Select the lines that contain "para" and copy each of them.

* Source records *
* Begin *

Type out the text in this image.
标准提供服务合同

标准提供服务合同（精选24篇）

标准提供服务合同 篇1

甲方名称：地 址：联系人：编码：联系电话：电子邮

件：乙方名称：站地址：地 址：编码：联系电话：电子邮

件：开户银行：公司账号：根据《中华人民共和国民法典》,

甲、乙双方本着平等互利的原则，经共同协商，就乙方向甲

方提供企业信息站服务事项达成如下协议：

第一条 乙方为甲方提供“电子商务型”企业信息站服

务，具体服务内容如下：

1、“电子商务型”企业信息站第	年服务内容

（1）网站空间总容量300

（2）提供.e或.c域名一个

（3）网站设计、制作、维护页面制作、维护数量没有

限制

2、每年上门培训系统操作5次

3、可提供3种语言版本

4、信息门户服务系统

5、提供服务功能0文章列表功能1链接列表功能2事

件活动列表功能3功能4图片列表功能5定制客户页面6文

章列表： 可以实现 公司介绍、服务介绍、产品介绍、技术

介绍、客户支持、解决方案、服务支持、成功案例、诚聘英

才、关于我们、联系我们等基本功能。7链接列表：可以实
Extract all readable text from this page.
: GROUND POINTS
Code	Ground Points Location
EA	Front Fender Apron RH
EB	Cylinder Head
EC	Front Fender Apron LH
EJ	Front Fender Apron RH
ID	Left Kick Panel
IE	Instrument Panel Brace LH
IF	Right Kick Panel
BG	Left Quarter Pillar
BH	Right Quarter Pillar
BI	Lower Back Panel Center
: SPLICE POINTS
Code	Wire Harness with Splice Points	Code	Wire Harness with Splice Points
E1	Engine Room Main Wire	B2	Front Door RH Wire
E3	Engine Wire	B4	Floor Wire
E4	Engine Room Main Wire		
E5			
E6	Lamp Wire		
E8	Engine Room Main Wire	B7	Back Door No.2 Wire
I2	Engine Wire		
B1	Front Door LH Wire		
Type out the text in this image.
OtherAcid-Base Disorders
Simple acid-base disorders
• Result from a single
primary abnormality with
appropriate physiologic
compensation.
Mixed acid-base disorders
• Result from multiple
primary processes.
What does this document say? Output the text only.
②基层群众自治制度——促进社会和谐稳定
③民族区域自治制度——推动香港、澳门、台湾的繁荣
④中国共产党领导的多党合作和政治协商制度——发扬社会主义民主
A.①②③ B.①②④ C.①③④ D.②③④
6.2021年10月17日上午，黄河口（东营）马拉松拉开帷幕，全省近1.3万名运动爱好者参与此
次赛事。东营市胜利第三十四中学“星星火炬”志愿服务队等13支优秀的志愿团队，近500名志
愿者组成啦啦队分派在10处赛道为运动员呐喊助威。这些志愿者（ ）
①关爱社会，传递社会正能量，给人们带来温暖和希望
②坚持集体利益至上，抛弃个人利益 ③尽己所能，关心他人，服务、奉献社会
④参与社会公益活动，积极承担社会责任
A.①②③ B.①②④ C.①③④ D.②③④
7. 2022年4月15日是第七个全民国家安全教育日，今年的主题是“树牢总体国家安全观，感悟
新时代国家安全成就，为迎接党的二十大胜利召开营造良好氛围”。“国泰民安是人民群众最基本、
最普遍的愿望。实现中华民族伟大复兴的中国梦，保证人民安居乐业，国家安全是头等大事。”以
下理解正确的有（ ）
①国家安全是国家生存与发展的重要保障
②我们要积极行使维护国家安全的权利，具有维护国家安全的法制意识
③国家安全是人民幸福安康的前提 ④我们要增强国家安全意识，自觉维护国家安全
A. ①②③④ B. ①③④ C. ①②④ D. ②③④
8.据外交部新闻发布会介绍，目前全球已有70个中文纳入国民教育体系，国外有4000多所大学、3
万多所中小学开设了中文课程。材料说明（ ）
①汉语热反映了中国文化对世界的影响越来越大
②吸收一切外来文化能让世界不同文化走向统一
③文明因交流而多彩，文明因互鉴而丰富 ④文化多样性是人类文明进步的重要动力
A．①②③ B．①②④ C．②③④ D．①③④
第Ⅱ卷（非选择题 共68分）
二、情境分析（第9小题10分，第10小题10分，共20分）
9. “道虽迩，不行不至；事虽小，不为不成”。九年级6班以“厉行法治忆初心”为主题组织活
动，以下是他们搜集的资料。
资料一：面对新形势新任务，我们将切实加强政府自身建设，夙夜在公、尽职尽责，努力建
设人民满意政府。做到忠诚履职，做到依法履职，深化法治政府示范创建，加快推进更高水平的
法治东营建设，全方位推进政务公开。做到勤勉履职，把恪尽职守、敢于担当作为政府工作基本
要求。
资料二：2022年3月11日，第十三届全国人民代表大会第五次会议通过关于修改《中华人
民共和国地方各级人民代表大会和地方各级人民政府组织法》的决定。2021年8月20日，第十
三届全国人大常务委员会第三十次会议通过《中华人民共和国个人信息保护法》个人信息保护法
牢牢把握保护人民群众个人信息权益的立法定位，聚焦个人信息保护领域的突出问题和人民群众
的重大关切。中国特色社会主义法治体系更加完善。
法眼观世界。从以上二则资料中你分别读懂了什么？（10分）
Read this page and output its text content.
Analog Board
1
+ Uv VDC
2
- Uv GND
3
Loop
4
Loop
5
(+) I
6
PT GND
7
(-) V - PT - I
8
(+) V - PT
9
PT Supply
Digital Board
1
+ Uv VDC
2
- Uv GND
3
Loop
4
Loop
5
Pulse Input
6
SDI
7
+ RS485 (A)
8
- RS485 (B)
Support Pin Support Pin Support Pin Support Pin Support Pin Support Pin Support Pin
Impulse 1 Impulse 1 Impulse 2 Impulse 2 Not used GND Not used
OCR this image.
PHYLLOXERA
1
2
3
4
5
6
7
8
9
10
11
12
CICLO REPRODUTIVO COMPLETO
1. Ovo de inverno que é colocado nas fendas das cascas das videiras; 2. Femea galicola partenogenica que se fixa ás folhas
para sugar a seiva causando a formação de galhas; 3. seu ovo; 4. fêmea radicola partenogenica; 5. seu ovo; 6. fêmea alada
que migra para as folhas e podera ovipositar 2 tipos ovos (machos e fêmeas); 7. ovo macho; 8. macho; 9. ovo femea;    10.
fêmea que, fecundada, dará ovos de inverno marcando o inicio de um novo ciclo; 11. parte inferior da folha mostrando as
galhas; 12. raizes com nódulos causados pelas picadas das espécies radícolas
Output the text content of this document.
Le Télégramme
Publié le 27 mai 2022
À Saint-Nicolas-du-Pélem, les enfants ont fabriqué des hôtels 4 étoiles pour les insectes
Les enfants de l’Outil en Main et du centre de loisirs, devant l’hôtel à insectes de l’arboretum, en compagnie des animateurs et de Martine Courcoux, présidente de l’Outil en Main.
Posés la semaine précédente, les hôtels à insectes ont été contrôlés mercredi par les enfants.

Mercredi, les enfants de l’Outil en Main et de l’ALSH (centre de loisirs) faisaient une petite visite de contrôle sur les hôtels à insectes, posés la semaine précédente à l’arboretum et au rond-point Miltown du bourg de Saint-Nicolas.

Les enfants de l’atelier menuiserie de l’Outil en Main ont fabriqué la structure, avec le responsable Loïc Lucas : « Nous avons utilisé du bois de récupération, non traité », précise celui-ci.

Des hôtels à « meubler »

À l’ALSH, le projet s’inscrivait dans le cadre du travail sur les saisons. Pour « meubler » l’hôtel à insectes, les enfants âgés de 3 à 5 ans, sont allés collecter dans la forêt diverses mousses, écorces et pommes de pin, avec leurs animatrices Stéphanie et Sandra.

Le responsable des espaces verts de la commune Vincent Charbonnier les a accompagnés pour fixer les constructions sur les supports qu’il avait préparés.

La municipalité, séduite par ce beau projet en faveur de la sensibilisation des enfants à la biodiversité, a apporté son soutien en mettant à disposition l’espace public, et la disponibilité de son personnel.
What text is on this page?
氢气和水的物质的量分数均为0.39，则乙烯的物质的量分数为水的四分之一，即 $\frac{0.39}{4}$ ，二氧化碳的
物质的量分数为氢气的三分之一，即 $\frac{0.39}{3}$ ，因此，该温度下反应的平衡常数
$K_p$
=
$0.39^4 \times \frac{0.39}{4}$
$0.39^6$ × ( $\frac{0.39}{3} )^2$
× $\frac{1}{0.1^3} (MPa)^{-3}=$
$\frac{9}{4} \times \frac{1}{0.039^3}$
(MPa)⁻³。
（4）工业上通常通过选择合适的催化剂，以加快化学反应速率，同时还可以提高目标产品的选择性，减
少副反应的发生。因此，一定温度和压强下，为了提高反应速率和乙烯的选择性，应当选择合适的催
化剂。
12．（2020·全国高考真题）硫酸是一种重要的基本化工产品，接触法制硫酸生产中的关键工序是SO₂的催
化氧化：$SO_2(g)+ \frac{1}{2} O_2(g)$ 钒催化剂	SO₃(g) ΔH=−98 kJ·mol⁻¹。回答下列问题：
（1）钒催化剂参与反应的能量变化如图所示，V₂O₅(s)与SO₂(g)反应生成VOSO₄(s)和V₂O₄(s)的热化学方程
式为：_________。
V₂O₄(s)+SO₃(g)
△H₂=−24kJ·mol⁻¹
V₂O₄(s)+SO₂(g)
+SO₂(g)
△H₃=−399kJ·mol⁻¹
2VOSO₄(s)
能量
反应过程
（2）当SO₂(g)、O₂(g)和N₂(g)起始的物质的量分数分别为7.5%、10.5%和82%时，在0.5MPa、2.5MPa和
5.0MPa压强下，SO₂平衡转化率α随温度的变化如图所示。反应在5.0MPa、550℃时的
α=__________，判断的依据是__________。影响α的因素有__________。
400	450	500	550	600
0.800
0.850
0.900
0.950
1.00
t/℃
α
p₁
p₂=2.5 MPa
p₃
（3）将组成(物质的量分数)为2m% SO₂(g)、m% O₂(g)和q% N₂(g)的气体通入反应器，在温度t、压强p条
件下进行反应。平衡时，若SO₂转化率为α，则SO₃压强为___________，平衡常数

* End *

* TASK ANSWER *
para sugar a seiva causando a formação de galhas; 3. seu ovo; 4. fêmea radicola partenogenica; 5. seu ovo; 6. fêmea alada
que migra para as folhas e podera ovipositar 2 tipos ovos (machos e fêmeas); 7. ovo macho; 8. macho; 9. ovo femea;    10.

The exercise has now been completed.